WRITTEN PROBLEM A
Using the news excerpts, explain why a ceremony was held at the Armenian church in Istanbul's Kumkapi district.
WRITTEN PROBLEM B
In the news excerpts, swap "gunman" for "assailant" and reproduce the passage between "ISTANBUL (AFP) –" and "outside his office.", inclusive.
WRITTEN PROBLEM C
Carry on the news excerpts about the Dink ceremony and the UN prosecutor's appeal to Germany, starting after their final sentence.

Unknown gunman disrupts ceremony for slain Dink

ISTANBUL (AFP) – An unidentified gunman fired a shot into the air outside an Armenian church in Istanbul yesterday shortly after a ceremony for a slain Turkish-Armenian journalist, a church official said. The gunman and another person fled on foot from the courtyard of the church in Kumkapi district where a ceremony had been held for the murdered Hrant Dink, the official told journalists. “We chased them down the street but were unable to catch them,” he said. The ceremony at the church on the European side of Istanbul was to mark the 40th day since Dink, the 52-year-old ethnic Armenian editor of the bilingual Agos weekly, was shot dead outside his office.

UN prosecutor asks German leader for help pressing Serbia

BERLIN (AFP) – Carla Del Ponte, chief prosecutor of the UN war crimes court, has asked Chancellor Angela Merkel to press Serbia over war crimes suspects Ratko Mladic and Radovan Karadzic, a German magazine has reported. Del Ponte told the new edition of Focus magazine appearing today that she had written to Merkel about the matter. She had asked that Germany, as president of the European Union, made sure the bloc did not resume talks with Belgrade about closer ties until the suspects were arrested and handed over, she said. “It is the task of the EU to keep up the pressure. The suspension of talks with Serbia toward accession must not be lifted until Mladic, Karadzic and other suspects are in The Hague,” she said.

SOURCE EXCERPT
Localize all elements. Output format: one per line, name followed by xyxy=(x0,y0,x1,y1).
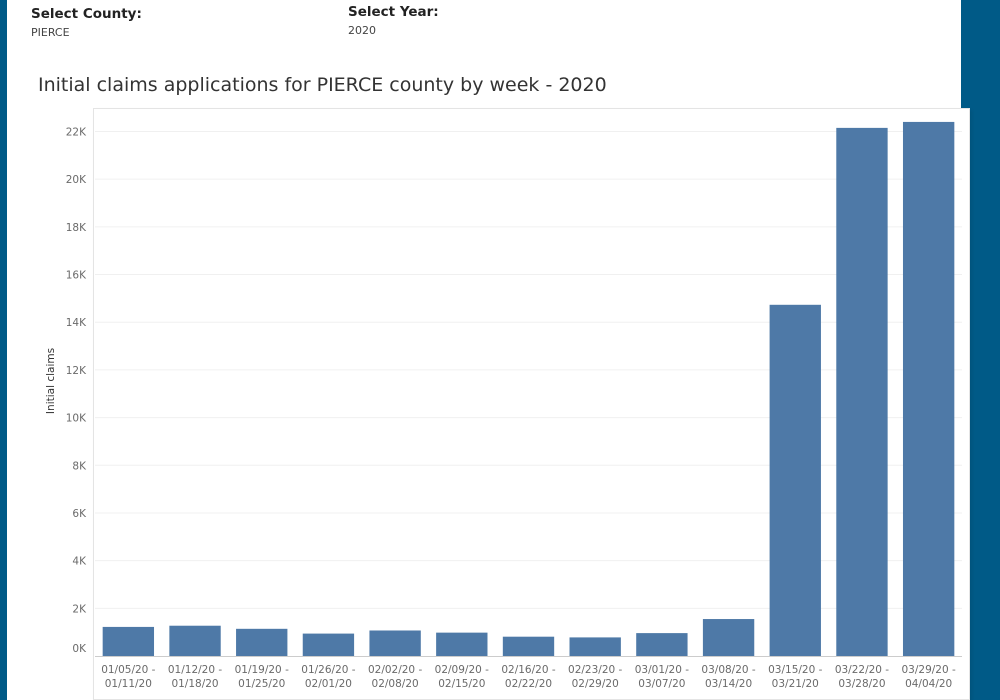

EXERCISE ANSWER A
The ceremony marked the 40th day since Hrant Dink was shot dead outside his office. Dink was the 52-year-old ethnic Armenian editor of the bilingual Agos weekly.

EXERCISE ANSWER B
ISTANBUL (AFP) – An unidentified assailant fired a shot into the air outside an Armenian church in Istanbul yesterday shortly after a ceremony for a slain Turkish-Armenian journalist, a church official said. The assailant and another person fled on foot from the courtyard of the church in Kumkapi district where a ceremony had been held for the murdered Hrant Dink, the official told journalists. “We chased them down the street but were unable to catch them,” he said. The ceremony at the church on the European side of Istanbul was to mark the 40th day since Dink, the 52-year-old ethnic Armenian editor of the bilingual Agos weekly, was shot dead outside his office.

EXERCISE ANSWER C
Istanbul violence

Protesters threw firebombs at three buses in Istanbul on Saturday, incinerating one of them and injuring a driver, the state-run Anatolia news agency reported. The private Dogan news agency said a group of about 50 protesters shouted slogans in favor of the banned Kurdish rebel group, the PKK, or Kurdistan Workers’ Party, as the buses burned. Two of the buses were attacked as they were moving, and the other one was stopped on the road and its passengers forced to exit before it was attacked with Molotov cocktails, Anatolia said. (AP)

Bulgarians protest

Several thousand supporters of the ultra-nationalist Ataka party rallied in Sofia on Saturday to protest at the inclusion of a Turkish minority party in the country’s coalition government. The protesters, waving Bulgarian flags, chanted anti-government slogans and carried placards reading “Down with the Turkish mafia leadership!” Bulgaria’s Socialist-led center-left government includes the Turkish minority Movement for Rights and Freedoms Party (MRF) alongside the centrist National Movement Simeon II party. The MRF has three ministers in the cabinet and represents the Turkish community in Bulgaria which makes up 10 percent of the population. The Turks’ five-century rule of Bulgaria was brutal, a history which angers Bulgarians. (AFP)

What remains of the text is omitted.